Here are records with pictures in them. Copy all of them exactly and leave the pictures out.

+++ Data excerpts +++

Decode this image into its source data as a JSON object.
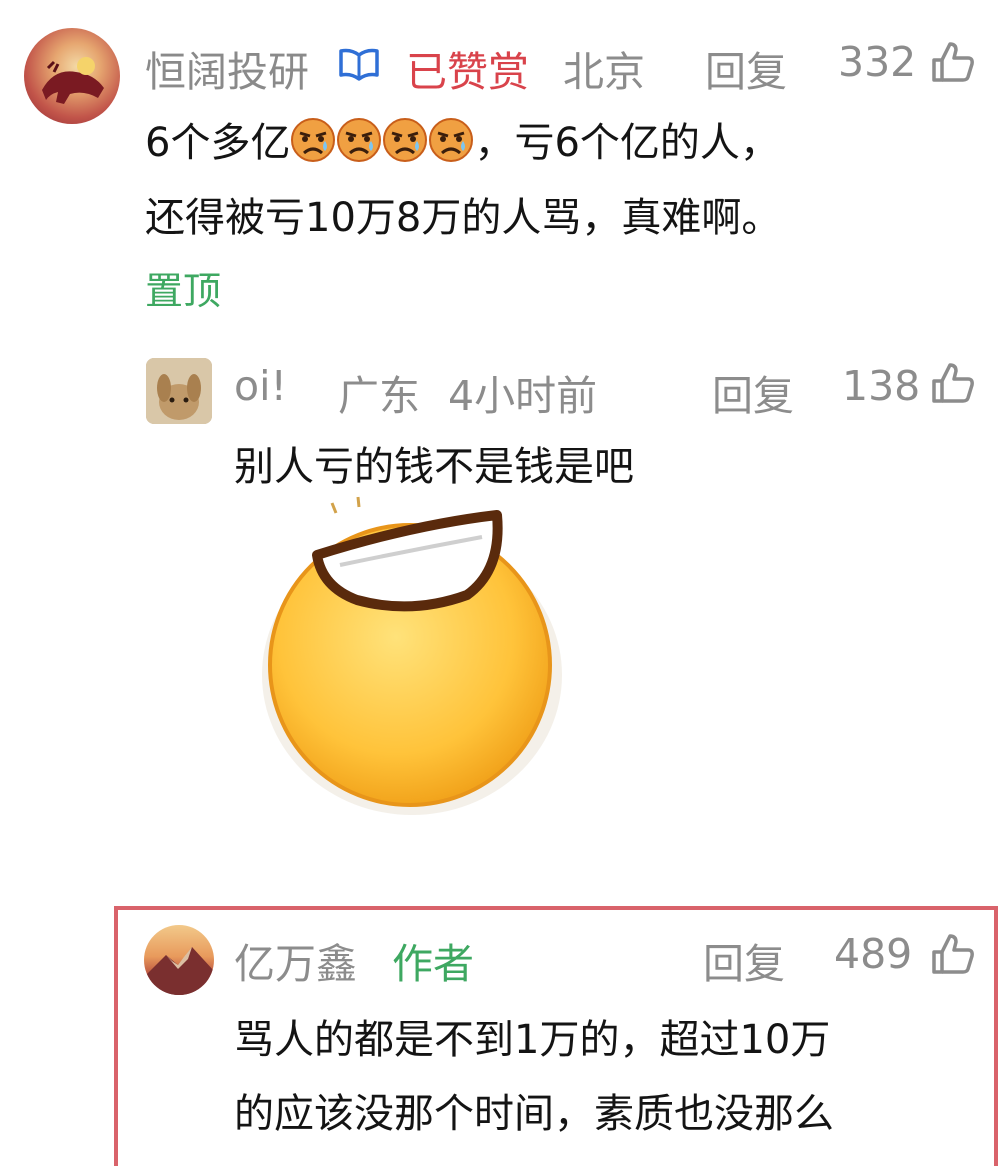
{
  "comment1": {
    "username": "恒阔投研",
    "badge_icon": "book-badge-icon",
    "reward_tag": "已赞赏",
    "location": "北京",
    "reply_label": "回复",
    "like_count": "332",
    "text_line1_before": "6个多亿",
    "text_line1_after": "，亏6个亿的人，",
    "text_line2": "还得被亏10万8万的人骂，真难啊。",
    "pinned_label": "置顶"
  },
  "reply1": {
    "username": "oi!",
    "location": "广东",
    "time": "4小时前",
    "reply_label": "回复",
    "like_count": "138",
    "text": "别人亏的钱不是钱是吧"
  },
  "reply2": {
    "username": "亿万鑫",
    "author_tag": "作者",
    "reply_label": "回复",
    "like_count": "489",
    "text_line1": "骂人的都是不到1万的，超过10万",
    "text_line2": "的应该没那个时间，素质也没那么"
  },
  "colors": {
    "username_gray": "#8c8c8c",
    "reward_red": "#d9434b",
    "green": "#3ea861",
    "highlight_border": "#d9636b"
  }
}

+++

▸ **Finished exercise**:
Decode this image into its source data as a JSON object.
{
  "comment1": {
    "username": "恒阔投研",
    "badge_icon": "book-badge-icon",
    "reward_tag": "已赞赏",
    "location": "北京",
    "reply_label": "回复",
    "like_count": "332",
    "text_line1_before": "6个多亿",
    "text_line1_after": "，亏6个亿的人，",
    "text_line2": "还得被亏10万8万的人骂，真难啊。",
    "pinned_label": "置顶"
  },
  "reply1": {
    "username": "oi!",
    "location": "广东",
    "time": "4小时前",
    "reply_label": "回复",
    "like_count": "138",
    "text": "别人亏的钱不是钱是吧"
  },
  "reply2": {
    "username": "亿万鑫",
    "author_tag": "作者",
    "reply_label": "回复",
    "like_count": "489",
    "text_line1": "骂人的都是不到1万的，超过10万",
    "text_line2": "的应该没那个时间，素质也没那么"
  },
  "colors": {
    "username_gray": "#8c8c8c",
    "reward_red": "#d9434b",
    "green": "#3ea861",
    "highlight_border": "#d9636b"
  }
}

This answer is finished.